YOUR TASK:
Wherever the string "ylabel" appears in the listing, copy that line.

INPUT MATERIAL:
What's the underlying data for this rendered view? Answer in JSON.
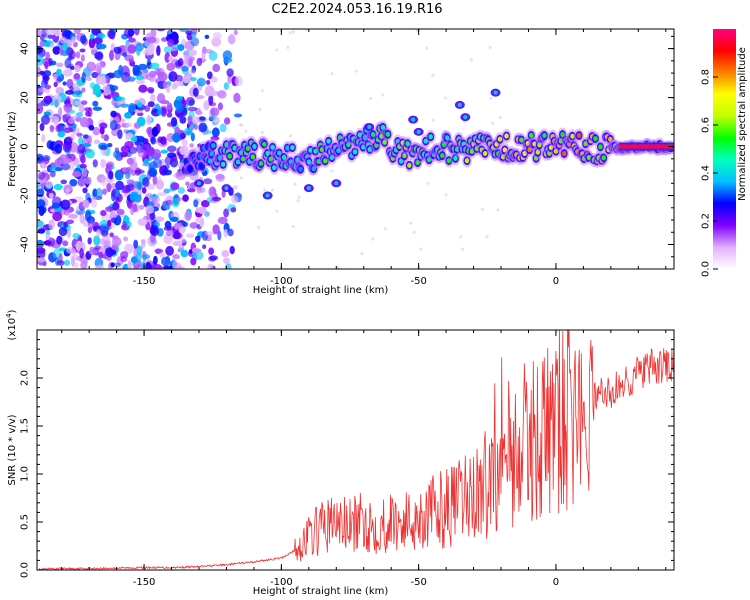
{
  "title": "C2E2.2024.053.16.19.R16",
  "chart_data": [
    {
      "type": "heatmap",
      "xlabel": "Height of straight line (km)",
      "ylabel": "Frequency (Hz)",
      "xlim": [
        -189,
        43
      ],
      "ylim": [
        -50,
        48
      ],
      "xticks": [
        -150,
        -100,
        -50,
        0
      ],
      "yticks": [
        -40,
        -20,
        0,
        20,
        40
      ],
      "colorbar": {
        "label": "Normalized spectral amplitude",
        "range": [
          0,
          1
        ],
        "ticks": [
          "0.0",
          "0.2",
          "0.4",
          "0.6",
          "0.8"
        ],
        "tick_values": [
          0,
          0.2,
          0.4,
          0.6,
          0.8
        ],
        "colors": [
          "#ffffff",
          "#e0b0ff",
          "#8000ff",
          "#0000ff",
          "#00c0ff",
          "#00ffc0",
          "#00ff00",
          "#c0ff00",
          "#ffff00",
          "#ff8000",
          "#ff0000",
          "#ff0080"
        ]
      },
      "noise_region_x": [
        -189,
        -122
      ],
      "ridge": [
        {
          "x": -135,
          "y": -7,
          "amp": 0.25
        },
        {
          "x": -128,
          "y": -5,
          "amp": 0.4
        },
        {
          "x": -120,
          "y": -4,
          "amp": 0.5
        },
        {
          "x": -110,
          "y": -3,
          "amp": 0.55
        },
        {
          "x": -100,
          "y": -4,
          "amp": 0.5
        },
        {
          "x": -92,
          "y": -6,
          "amp": 0.45
        },
        {
          "x": -85,
          "y": -3,
          "amp": 0.55
        },
        {
          "x": -75,
          "y": 0,
          "amp": 0.5
        },
        {
          "x": -65,
          "y": 5,
          "amp": 0.55
        },
        {
          "x": -55,
          "y": -4,
          "amp": 0.6
        },
        {
          "x": -45,
          "y": 0,
          "amp": 0.55
        },
        {
          "x": -35,
          "y": -2,
          "amp": 0.6
        },
        {
          "x": -25,
          "y": 1,
          "amp": 0.65
        },
        {
          "x": -15,
          "y": 0,
          "amp": 0.8
        },
        {
          "x": -5,
          "y": 0,
          "amp": 0.7
        },
        {
          "x": 5,
          "y": 0,
          "amp": 0.8
        },
        {
          "x": 15,
          "y": -1,
          "amp": 0.75
        },
        {
          "x": 25,
          "y": 0,
          "amp": 0.9
        },
        {
          "x": 35,
          "y": 0,
          "amp": 0.92
        },
        {
          "x": 42,
          "y": 0,
          "amp": 0.95
        }
      ]
    },
    {
      "type": "line",
      "xlabel": "Height of straight line (km)",
      "ylabel": "SNR (10 * v/v)",
      "y_multiplier": "(x10",
      "y_multiplier_exp": "4",
      "y_multiplier_close": ")",
      "xlim": [
        -189,
        43
      ],
      "ylim": [
        0,
        2.5
      ],
      "xticks": [
        -150,
        -100,
        -50,
        0
      ],
      "yticks": [
        0,
        0.5,
        1.0,
        1.5,
        2.0
      ],
      "ytick_labels": [
        "0.0",
        "0.5",
        "1.0",
        "1.5",
        "2.0"
      ],
      "line_color": "#ee3333",
      "series": [
        {
          "values": [
            [
              -189,
              0.0
            ],
            [
              -180,
              0.01
            ],
            [
              -170,
              0.01
            ],
            [
              -160,
              0.015
            ],
            [
              -150,
              0.02
            ],
            [
              -140,
              0.02
            ],
            [
              -130,
              0.03
            ],
            [
              -120,
              0.05
            ],
            [
              -110,
              0.08
            ],
            [
              -100,
              0.12
            ],
            [
              -95,
              0.2
            ],
            [
              -90,
              0.35
            ],
            [
              -85,
              0.45
            ],
            [
              -80,
              0.5
            ],
            [
              -75,
              0.45
            ],
            [
              -70,
              0.5
            ],
            [
              -65,
              0.45
            ],
            [
              -60,
              0.5
            ],
            [
              -55,
              0.5
            ],
            [
              -50,
              0.55
            ],
            [
              -45,
              0.6
            ],
            [
              -40,
              0.65
            ],
            [
              -35,
              0.7
            ],
            [
              -30,
              0.8
            ],
            [
              -25,
              0.9
            ],
            [
              -22,
              1.1
            ],
            [
              -20,
              1.5
            ],
            [
              -18,
              1.3
            ],
            [
              -15,
              1.2
            ],
            [
              -10,
              1.35
            ],
            [
              -5,
              1.4
            ],
            [
              0,
              1.55
            ],
            [
              5,
              1.6
            ],
            [
              10,
              1.7
            ],
            [
              12,
              0.9
            ],
            [
              14,
              1.8
            ],
            [
              20,
              1.85
            ],
            [
              25,
              1.95
            ],
            [
              30,
              2.05
            ],
            [
              35,
              2.1
            ],
            [
              40,
              2.12
            ],
            [
              43,
              2.15
            ]
          ]
        }
      ]
    }
  ]
}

REPLY:
      "ylabel": "Frequency (Hz)",
      "ylabel": "SNR (10 * v/v)",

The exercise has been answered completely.